# [Extracted data entries]

(begin)

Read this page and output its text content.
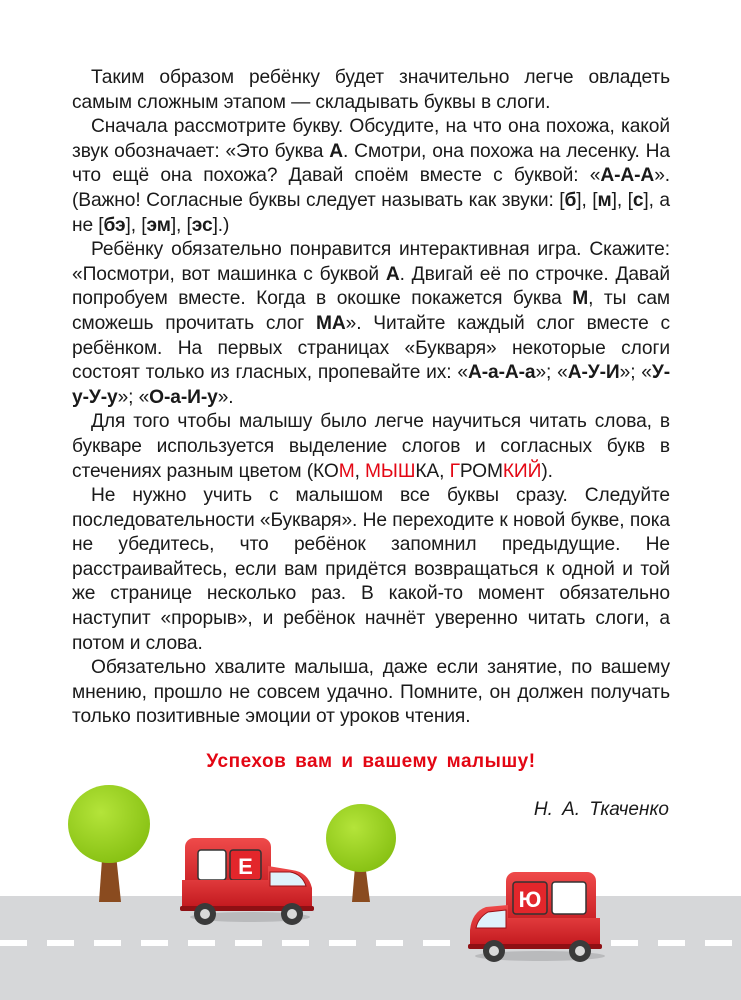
Таким образом ребёнку будет значительно легче овладеть самым сложным этапом — складывать буквы в слоги.

Сначала рассмотрите букву. Обсудите, на что она похожа, какой звук обозначает: «Это буква А. Смотри, она похожа на лесенку. На что ещё она похожа? Давай споём вместе с буквой: «А-А-А». (Важно! Согласные буквы следует называть как звуки: [б], [м], [с], а не [бэ], [эм], [эс].)

Ребёнку обязательно понравится интерактивная игра. Скажите: «Посмотри, вот машинка с буквой А. Двигай её по строчке. Давай попробуем вместе. Когда в окошке покажется буква М, ты сам сможешь прочитать слог МА». Читайте каждый слог вместе с ребёнком. На первых страницах «Букваря» некоторые слоги состоят только из гласных, пропевайте их: «А-а-А-а»; «А-У-И»; «У-у-У-у»; «О-а-И-у».

Для того чтобы малышу было легче научиться читать слова, в букваре используется выделение слогов и согласных букв в стечениях разным цветом (КОМ, МЫШКА, ГРОМКИЙ).

Не нужно учить с малышом все буквы сразу. Следуйте последовательности «Букваря». Не переходите к новой букве, пока не убедитесь, что ребёнок запомнил предыдущие. Не расстраивайтесь, если вам придётся возвращаться к одной и той же странице несколько раз. В какой-то момент обязательно наступит «прорыв», и ребёнок начнёт уверенно читать слоги, а потом и слова.

Обязательно хвалите малыша, даже если занятие, по вашему мнению, прошло не совсем удачно. Помните, он должен получать только позитивные эмоции от уроков чтения.

Успехов вам и вашему малышу!
Н. А. Ткаченко
Е
Ю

(end)

# [EXERCISE GOAL]
Return the material exactly as given, apart from the pictures.

# [REPLY]
Read this page and output its text content.
Таким образом ребёнку будет значительно легче овладеть самым сложным этапом — складывать буквы в слоги.

Сначала рассмотрите букву. Обсудите, на что она похожа, какой звук обозначает: «Это буква А. Смотри, она похожа на лесенку. На что ещё она похожа? Давай споём вместе с буквой: «А-А-А». (Важно! Согласные буквы следует называть как звуки: [б], [м], [с], а не [бэ], [эм], [эс].)

Ребёнку обязательно понравится интерактивная игра. Скажите: «Посмотри, вот машинка с буквой А. Двигай её по строчке. Давай попробуем вместе. Когда в окошке покажется буква М, ты сам сможешь прочитать слог МА». Читайте каждый слог вместе с ребёнком. На первых страницах «Букваря» некоторые слоги состоят только из гласных, пропевайте их: «А-а-А-а»; «А-У-И»; «У-у-У-у»; «О-а-И-у».

Для того чтобы малышу было легче научиться читать слова, в букваре используется выделение слогов и согласных букв в стечениях разным цветом (КОМ, МЫШКА, ГРОМКИЙ).

Не нужно учить с малышом все буквы сразу. Следуйте последовательности «Букваря». Не переходите к новой букве, пока не убедитесь, что ребёнок запомнил предыдущие. Не расстраивайтесь, если вам придётся возвращаться к одной и той же странице несколько раз. В какой-то момент обязательно наступит «прорыв», и ребёнок начнёт уверенно читать слоги, а потом и слова.

Обязательно хвалите малыша, даже если занятие, по вашему мнению, прошло не совсем удачно. Помните, он должен получать только позитивные эмоции от уроков чтения.

Успехов вам и вашему малышу!
Н. А. Ткаченко
Е
Ю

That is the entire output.